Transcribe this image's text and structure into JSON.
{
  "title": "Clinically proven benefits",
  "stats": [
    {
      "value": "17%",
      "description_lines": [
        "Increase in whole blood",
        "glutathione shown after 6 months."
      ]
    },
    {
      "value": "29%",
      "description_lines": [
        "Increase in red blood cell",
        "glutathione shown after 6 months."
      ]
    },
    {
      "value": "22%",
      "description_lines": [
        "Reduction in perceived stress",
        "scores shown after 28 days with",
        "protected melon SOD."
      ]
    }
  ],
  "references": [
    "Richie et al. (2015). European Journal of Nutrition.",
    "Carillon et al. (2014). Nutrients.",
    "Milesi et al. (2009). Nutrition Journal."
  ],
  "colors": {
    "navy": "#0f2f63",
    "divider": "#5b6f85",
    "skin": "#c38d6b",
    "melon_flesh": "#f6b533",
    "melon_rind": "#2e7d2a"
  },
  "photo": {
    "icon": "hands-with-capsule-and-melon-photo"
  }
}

....................

__EXERCISE__. Reply with the number of lines in the material above that contain "Journal", and nothing more.

__EXERCISE OUTPUT__. 2